* Set task
Nothing should be left out: output all of the entries exactly.

* Data for the task
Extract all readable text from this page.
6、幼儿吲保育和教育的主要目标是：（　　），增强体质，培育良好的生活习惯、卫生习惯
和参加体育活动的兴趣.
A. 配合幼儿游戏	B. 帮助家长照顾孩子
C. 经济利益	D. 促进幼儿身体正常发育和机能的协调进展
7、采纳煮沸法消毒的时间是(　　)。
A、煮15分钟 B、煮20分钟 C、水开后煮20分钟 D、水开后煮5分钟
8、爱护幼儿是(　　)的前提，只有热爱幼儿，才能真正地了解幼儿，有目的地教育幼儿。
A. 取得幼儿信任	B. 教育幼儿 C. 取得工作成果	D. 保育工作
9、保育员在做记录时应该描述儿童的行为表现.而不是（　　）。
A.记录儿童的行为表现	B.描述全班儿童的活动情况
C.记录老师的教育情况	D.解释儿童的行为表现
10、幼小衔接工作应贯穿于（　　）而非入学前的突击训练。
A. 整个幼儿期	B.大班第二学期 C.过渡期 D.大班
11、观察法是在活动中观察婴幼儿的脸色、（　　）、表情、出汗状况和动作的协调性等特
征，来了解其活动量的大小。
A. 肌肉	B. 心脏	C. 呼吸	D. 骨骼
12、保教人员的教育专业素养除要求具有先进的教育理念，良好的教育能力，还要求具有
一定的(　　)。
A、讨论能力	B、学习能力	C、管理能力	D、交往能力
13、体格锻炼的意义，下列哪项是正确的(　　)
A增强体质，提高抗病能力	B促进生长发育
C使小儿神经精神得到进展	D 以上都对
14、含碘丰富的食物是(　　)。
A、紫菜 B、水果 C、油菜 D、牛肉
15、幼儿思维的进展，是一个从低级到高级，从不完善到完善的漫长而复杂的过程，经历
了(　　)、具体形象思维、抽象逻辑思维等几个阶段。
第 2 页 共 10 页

* Output of the task
Extract all readable text from this page.
6、幼儿吲保育和教育的主要目标是：（　　），增强体质，培育良好的生活习惯、卫生习惯
和参加体育活动的兴趣.
A. 配合幼儿游戏	B. 帮助家长照顾孩子
C. 经济利益	D. 促进幼儿身体正常发育和机能的协调进展
7、采纳煮沸法消毒的时间是(　　)。
A、煮15分钟 B、煮20分钟 C、水开后煮20分钟 D、水开后煮5分钟
8、爱护幼儿是(　　)的前提，只有热爱幼儿，才能真正地了解幼儿，有目的地教育幼儿。
A. 取得幼儿信任	B. 教育幼儿 C. 取得工作成果	D. 保育工作
9、保育员在做记录时应该描述儿童的行为表现.而不是（　　）。
A.记录儿童的行为表现	B.描述全班儿童的活动情况
C.记录老师的教育情况	D.解释儿童的行为表现
10、幼小衔接工作应贯穿于（　　）而非入学前的突击训练。
A. 整个幼儿期	B.大班第二学期 C.过渡期 D.大班
11、观察法是在活动中观察婴幼儿的脸色、（　　）、表情、出汗状况和动作的协调性等特
征，来了解其活动量的大小。
A. 肌肉	B. 心脏	C. 呼吸	D. 骨骼
12、保教人员的教育专业素养除要求具有先进的教育理念，良好的教育能力，还要求具有
一定的(　　)。
A、讨论能力	B、学习能力	C、管理能力	D、交往能力
13、体格锻炼的意义，下列哪项是正确的(　　)
A增强体质，提高抗病能力	B促进生长发育
C使小儿神经精神得到进展	D 以上都对
14、含碘丰富的食物是(　　)。
A、紫菜 B、水果 C、油菜 D、牛肉
15、幼儿思维的进展，是一个从低级到高级，从不完善到完善的漫长而复杂的过程，经历
了(　　)、具体形象思维、抽象逻辑思维等几个阶段。
第 2 页 共 10 页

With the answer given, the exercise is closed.